◆ Problem details ◆
Collect all the lines that mention the word "label".

++++ Extracted information ++++

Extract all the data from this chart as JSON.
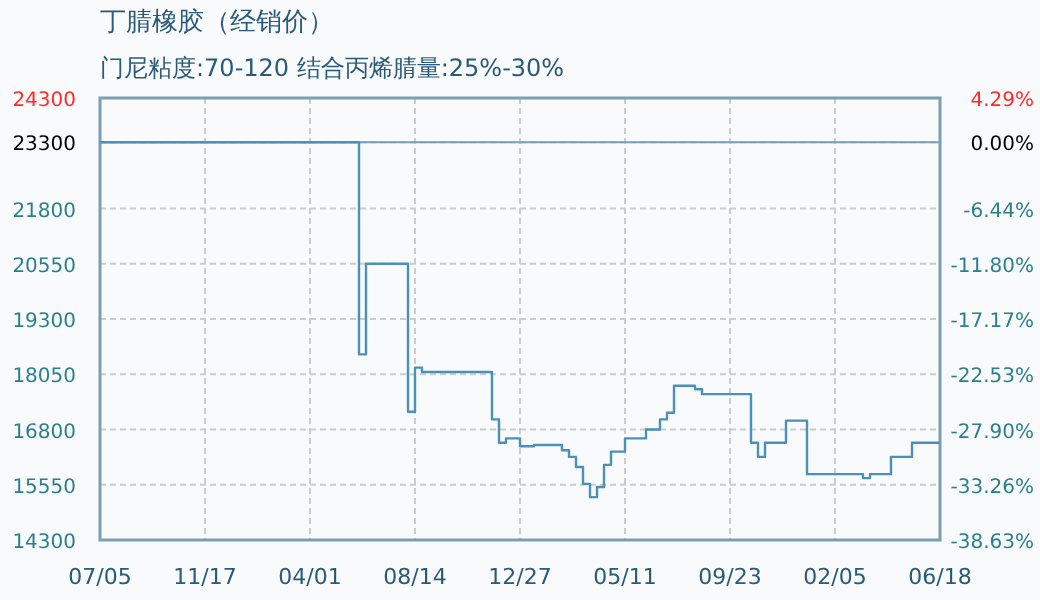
{
  "chart_data": {
    "type": "step",
    "title": "丁腈橡胶（经销价）",
    "subtitle": "门尼粘度:70-120 结合丙烯腈量:25%-30%",
    "categories": [
      "07/05",
      null,
      null,
      null,
      null,
      null,
      null,
      null,
      null,
      null,
      null,
      null,
      null,
      null,
      null,
      "11/17",
      null,
      null,
      null,
      null,
      null,
      null,
      null,
      null,
      null,
      null,
      null,
      null,
      null,
      null,
      "04/01",
      null,
      null,
      null,
      null,
      null,
      null,
      null,
      null,
      null,
      null,
      null,
      null,
      null,
      null,
      "08/14",
      null,
      null,
      null,
      null,
      null,
      null,
      null,
      null,
      null,
      null,
      null,
      null,
      null,
      null,
      "12/27",
      null,
      null,
      null,
      null,
      null,
      null,
      null,
      null,
      null,
      null,
      null,
      null,
      null,
      null,
      "05/11",
      null,
      null,
      null,
      null,
      null,
      null,
      null,
      null,
      null,
      null,
      null,
      null,
      null,
      null,
      "09/23",
      null,
      null,
      null,
      null,
      null,
      null,
      null,
      null,
      null,
      null,
      null,
      null,
      null,
      null,
      "02/05",
      null,
      null,
      null,
      null,
      null,
      null,
      null,
      null,
      null,
      null,
      null,
      null,
      null,
      null,
      "06/18"
    ],
    "series": [
      {
        "color": "#4a90b8",
        "values": [
          23300,
          23300,
          23300,
          23300,
          23300,
          23300,
          23300,
          23300,
          23300,
          23300,
          23300,
          23300,
          23300,
          23300,
          23300,
          23300,
          23300,
          23300,
          23300,
          23300,
          23300,
          23300,
          23300,
          23300,
          23300,
          23300,
          23300,
          23300,
          23300,
          23300,
          23300,
          23300,
          23300,
          23300,
          23300,
          23300,
          23300,
          18500,
          20550,
          20550,
          20550,
          20550,
          20550,
          20550,
          17200,
          18200,
          18100,
          18100,
          18100,
          18100,
          18100,
          18100,
          18100,
          18100,
          18100,
          18100,
          17030,
          16500,
          16600,
          16600,
          16420,
          16420,
          16450,
          16450,
          16450,
          16450,
          16330,
          16180,
          15950,
          15570,
          15270,
          15500,
          16000,
          16300,
          16300,
          16600,
          16600,
          16600,
          16800,
          16800,
          17030,
          17180,
          17790,
          17790,
          17790,
          17710,
          17600,
          17600,
          17600,
          17600,
          17600,
          17600,
          17600,
          16500,
          16180,
          16500,
          16500,
          16500,
          17000,
          17000,
          17000,
          15790,
          15790,
          15790,
          15790,
          15790,
          15790,
          15790,
          15790,
          15700,
          15790,
          15790,
          15790,
          16180,
          16180,
          16180,
          16500,
          16500,
          16500,
          16500,
          16500
        ]
      }
    ],
    "ylim": [
      14300,
      24300
    ],
    "yticks": [
      14300,
      15550,
      16800,
      18050,
      19300,
      20550,
      21800,
      23300,
      24300
    ],
    "y2lim": [
      -38.63,
      4.29
    ],
    "y2ticks": [
      {
        "value": -38.63,
        "label": "-38.63%"
      },
      {
        "value": -33.26,
        "label": "-33.26%"
      },
      {
        "value": -27.9,
        "label": "-27.90%"
      },
      {
        "value": -22.53,
        "label": "-22.53%"
      },
      {
        "value": -17.17,
        "label": "-17.17%"
      },
      {
        "value": -11.8,
        "label": "-11.80%"
      },
      {
        "value": -6.44,
        "label": "-6.44%"
      },
      {
        "value": 0,
        "label": "0.00%"
      },
      {
        "value": 4.29,
        "label": "4.29%"
      }
    ],
    "ref_lines": [
      {
        "axis": "y",
        "value": 23300,
        "color": "#7a9fb5"
      }
    ],
    "grid": true
  }
}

++++

◆ Expected answer ◆
        "label": "-38.63%"
        "label": "-33.26%"
        "label": "-27.90%"
        "label": "-22.53%"
        "label": "-17.17%"
        "label": "-11.80%"
        "label": "-6.44%"
        "label": "0.00%"
        "label": "4.29%"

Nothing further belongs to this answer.